INFORMATION GIVEN:
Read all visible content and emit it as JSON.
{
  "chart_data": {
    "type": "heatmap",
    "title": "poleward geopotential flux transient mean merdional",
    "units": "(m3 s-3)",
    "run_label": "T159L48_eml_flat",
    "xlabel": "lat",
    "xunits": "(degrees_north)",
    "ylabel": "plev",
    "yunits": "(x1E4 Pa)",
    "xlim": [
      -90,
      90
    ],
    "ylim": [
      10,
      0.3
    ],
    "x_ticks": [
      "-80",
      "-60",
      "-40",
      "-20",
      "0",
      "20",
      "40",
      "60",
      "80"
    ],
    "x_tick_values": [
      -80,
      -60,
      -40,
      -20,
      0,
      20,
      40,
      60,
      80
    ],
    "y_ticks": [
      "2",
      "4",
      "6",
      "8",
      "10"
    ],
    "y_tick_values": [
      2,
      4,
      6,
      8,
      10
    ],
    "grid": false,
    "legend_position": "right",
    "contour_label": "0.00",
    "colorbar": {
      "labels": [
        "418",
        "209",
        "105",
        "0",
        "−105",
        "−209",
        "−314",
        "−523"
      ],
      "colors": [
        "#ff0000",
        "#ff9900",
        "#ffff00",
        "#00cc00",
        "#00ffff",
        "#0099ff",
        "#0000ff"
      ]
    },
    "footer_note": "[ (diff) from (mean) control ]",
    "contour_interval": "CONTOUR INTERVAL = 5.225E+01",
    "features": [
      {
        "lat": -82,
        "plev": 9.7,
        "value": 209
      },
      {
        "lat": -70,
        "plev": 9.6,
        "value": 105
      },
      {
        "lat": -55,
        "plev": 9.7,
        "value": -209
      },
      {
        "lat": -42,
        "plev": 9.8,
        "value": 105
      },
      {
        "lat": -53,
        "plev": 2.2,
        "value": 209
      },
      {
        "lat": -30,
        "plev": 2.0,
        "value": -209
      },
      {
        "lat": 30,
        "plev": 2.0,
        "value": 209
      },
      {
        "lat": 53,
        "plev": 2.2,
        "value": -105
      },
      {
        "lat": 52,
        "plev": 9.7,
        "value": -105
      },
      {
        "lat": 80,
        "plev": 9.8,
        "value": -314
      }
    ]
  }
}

WHAT THE EXERCISE ASKS: Make a verbatim copy of every entry shown above.

TASK SOLUTION:
Read all visible content and emit it as JSON.
{
  "chart_data": {
    "type": "heatmap",
    "title": "poleward geopotential flux transient mean merdional",
    "units": "(m3 s-3)",
    "run_label": "T159L48_eml_flat",
    "xlabel": "lat",
    "xunits": "(degrees_north)",
    "ylabel": "plev",
    "yunits": "(x1E4 Pa)",
    "xlim": [
      -90,
      90
    ],
    "ylim": [
      10,
      0.3
    ],
    "x_ticks": [
      "-80",
      "-60",
      "-40",
      "-20",
      "0",
      "20",
      "40",
      "60",
      "80"
    ],
    "x_tick_values": [
      -80,
      -60,
      -40,
      -20,
      0,
      20,
      40,
      60,
      80
    ],
    "y_ticks": [
      "2",
      "4",
      "6",
      "8",
      "10"
    ],
    "y_tick_values": [
      2,
      4,
      6,
      8,
      10
    ],
    "grid": false,
    "legend_position": "right",
    "contour_label": "0.00",
    "colorbar": {
      "labels": [
        "418",
        "209",
        "105",
        "0",
        "−105",
        "−209",
        "−314",
        "−523"
      ],
      "colors": [
        "#ff0000",
        "#ff9900",
        "#ffff00",
        "#00cc00",
        "#00ffff",
        "#0099ff",
        "#0000ff"
      ]
    },
    "footer_note": "[ (diff) from (mean) control ]",
    "contour_interval": "CONTOUR INTERVAL = 5.225E+01",
    "features": [
      {
        "lat": -82,
        "plev": 9.7,
        "value": 209
      },
      {
        "lat": -70,
        "plev": 9.6,
        "value": 105
      },
      {
        "lat": -55,
        "plev": 9.7,
        "value": -209
      },
      {
        "lat": -42,
        "plev": 9.8,
        "value": 105
      },
      {
        "lat": -53,
        "plev": 2.2,
        "value": 209
      },
      {
        "lat": -30,
        "plev": 2.0,
        "value": -209
      },
      {
        "lat": 30,
        "plev": 2.0,
        "value": 209
      },
      {
        "lat": 53,
        "plev": 2.2,
        "value": -105
      },
      {
        "lat": 52,
        "plev": 9.7,
        "value": -105
      },
      {
        "lat": 80,
        "plev": 9.8,
        "value": -314
      }
    ]
  }
}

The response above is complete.